GIVEN REQUEST
Of the lines in the listing, how many include the string "Transform"? Write the number and nothing else.

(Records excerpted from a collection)
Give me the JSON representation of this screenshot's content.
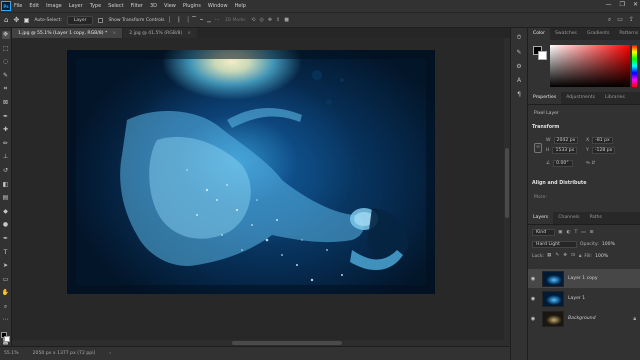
{
  "app": {
    "logo": "Ps"
  },
  "menu": [
    "File",
    "Edit",
    "Image",
    "Layer",
    "Type",
    "Select",
    "Filter",
    "3D",
    "View",
    "Plugins",
    "Window",
    "Help"
  ],
  "window_controls": [
    "—",
    "❐",
    "✕"
  ],
  "options": {
    "auto_select_label": "Auto-Select:",
    "auto_select_value": "Layer",
    "show_transform_label": "Show Transform Controls",
    "mode_3d": "3D Mode:",
    "dots": "···"
  },
  "doc_tabs": [
    {
      "label": "1.jpg @ 55.1% (Layer 1 copy, RGB/8) *",
      "close": "×"
    },
    {
      "label": "2.jpg @ 41.5% (RGB/8)",
      "close": "×"
    }
  ],
  "status": {
    "zoom": "55.1%",
    "doc_size": "2050 px x 1377 px (72 ppi)",
    "arrow": "›"
  },
  "panels": {
    "color_tabs": [
      "Color",
      "Swatches",
      "Gradients",
      "Patterns"
    ],
    "props_tabs": [
      "Properties",
      "Adjustments",
      "Libraries"
    ],
    "pixel_layer": "Pixel Layer",
    "transform_title": "Transform",
    "w_label": "W",
    "w_value": "2042 px",
    "h_label": "H",
    "h_value": "1533 px",
    "x_label": "X",
    "x_value": "-81 px",
    "y_label": "Y",
    "y_value": "-128 px",
    "angle_value": "0.00°",
    "align_title": "Align and Distribute",
    "more_label": "More:",
    "layers_tabs": [
      "Layers",
      "Channels",
      "Paths"
    ],
    "kind": "Kind",
    "blend_mode": "Hard Light",
    "opacity_label": "Opacity:",
    "opacity_value": "100%",
    "fill_label": "Fill:",
    "fill_value": "100%",
    "lock_label": "Lock:",
    "layers": [
      {
        "name": "Layer 1 copy",
        "selected": true
      },
      {
        "name": "Layer 1",
        "selected": false
      },
      {
        "name": "Background",
        "selected": false
      }
    ]
  },
  "colors": {
    "accent": "#31a8ff",
    "panel": "#323232",
    "selected_layer": "#474747"
  }
}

RESULT
2